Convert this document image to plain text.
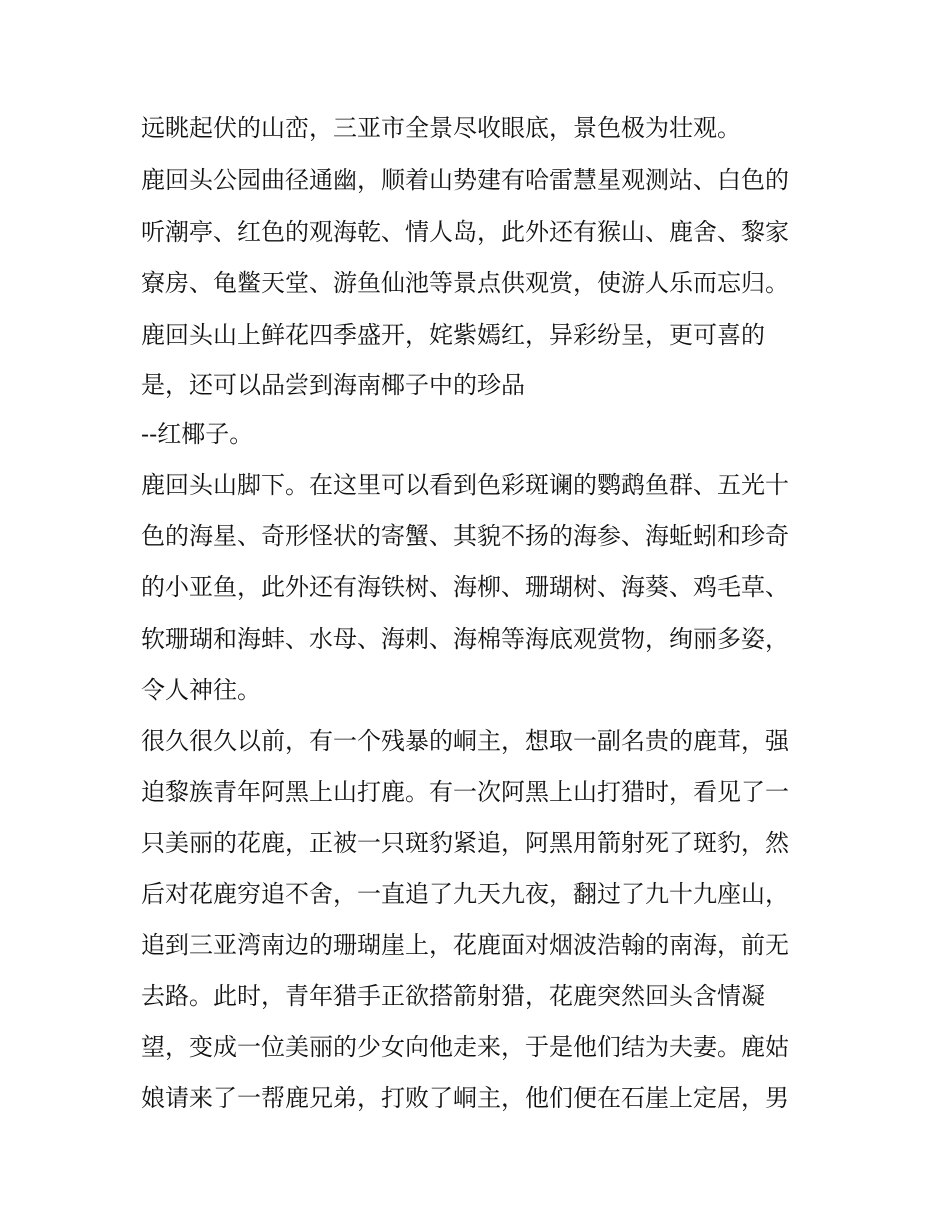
远眺起伏的山峦，三亚市全景尽收眼底，景色极为壮观。

鹿回头公园曲径通幽，顺着山势建有哈雷慧星观测站、白色的

听潮亭、红色的观海乾、情人岛，此外还有猴山、鹿舍、黎家

寮房、龟鳖天堂、游鱼仙池等景点供观赏，使游人乐而忘归。

鹿回头山上鲜花四季盛开，姹紫嫣红，异彩纷呈，更可喜的

是，还可以品尝到海南椰子中的珍品

--红椰子。

鹿回头山脚下。在这里可以看到色彩斑谰的鹦鹉鱼群、五光十

色的海星、奇形怪状的寄蟹、其貌不扬的海参、海蚯蚓和珍奇

的小亚鱼，此外还有海铁树、海柳、珊瑚树、海葵、鸡毛草、

软珊瑚和海蚌、水母、海刺、海棉等海底观赏物，绚丽多姿，

令人神往。

很久很久以前，有一个残暴的峒主，想取一副名贵的鹿茸，强

迫黎族青年阿黑上山打鹿。有一次阿黑上山打猎时，看见了一

只美丽的花鹿，正被一只斑豹紧追，阿黑用箭射死了斑豹，然

后对花鹿穷追不舍，一直追了九天九夜，翻过了九十九座山，

追到三亚湾南边的珊瑚崖上，花鹿面对烟波浩翰的南海，前无

去路。此时，青年猎手正欲搭箭射猎，花鹿突然回头含情凝

望，变成一位美丽的少女向他走来，于是他们结为夫妻。鹿姑

娘请来了一帮鹿兄弟，打败了峒主，他们便在石崖上定居，男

————

WHAT THE EXERCISE ASKS: Pictures don't belong in the copy. Transcribe every record exactly as it appears.

RESULT:
Convert this document image to plain text.
远眺起伏的山峦，三亚市全景尽收眼底，景色极为壮观。

鹿回头公园曲径通幽，顺着山势建有哈雷慧星观测站、白色的

听潮亭、红色的观海乾、情人岛，此外还有猴山、鹿舍、黎家

寮房、龟鳖天堂、游鱼仙池等景点供观赏，使游人乐而忘归。

鹿回头山上鲜花四季盛开，姹紫嫣红，异彩纷呈，更可喜的

是，还可以品尝到海南椰子中的珍品

--红椰子。

鹿回头山脚下。在这里可以看到色彩斑谰的鹦鹉鱼群、五光十

色的海星、奇形怪状的寄蟹、其貌不扬的海参、海蚯蚓和珍奇

的小亚鱼，此外还有海铁树、海柳、珊瑚树、海葵、鸡毛草、

软珊瑚和海蚌、水母、海刺、海棉等海底观赏物，绚丽多姿，

令人神往。

很久很久以前，有一个残暴的峒主，想取一副名贵的鹿茸，强

迫黎族青年阿黑上山打鹿。有一次阿黑上山打猎时，看见了一

只美丽的花鹿，正被一只斑豹紧追，阿黑用箭射死了斑豹，然

后对花鹿穷追不舍，一直追了九天九夜，翻过了九十九座山，

追到三亚湾南边的珊瑚崖上，花鹿面对烟波浩翰的南海，前无

去路。此时，青年猎手正欲搭箭射猎，花鹿突然回头含情凝

望，变成一位美丽的少女向他走来，于是他们结为夫妻。鹿姑

娘请来了一帮鹿兄弟，打败了峒主，他们便在石崖上定居，男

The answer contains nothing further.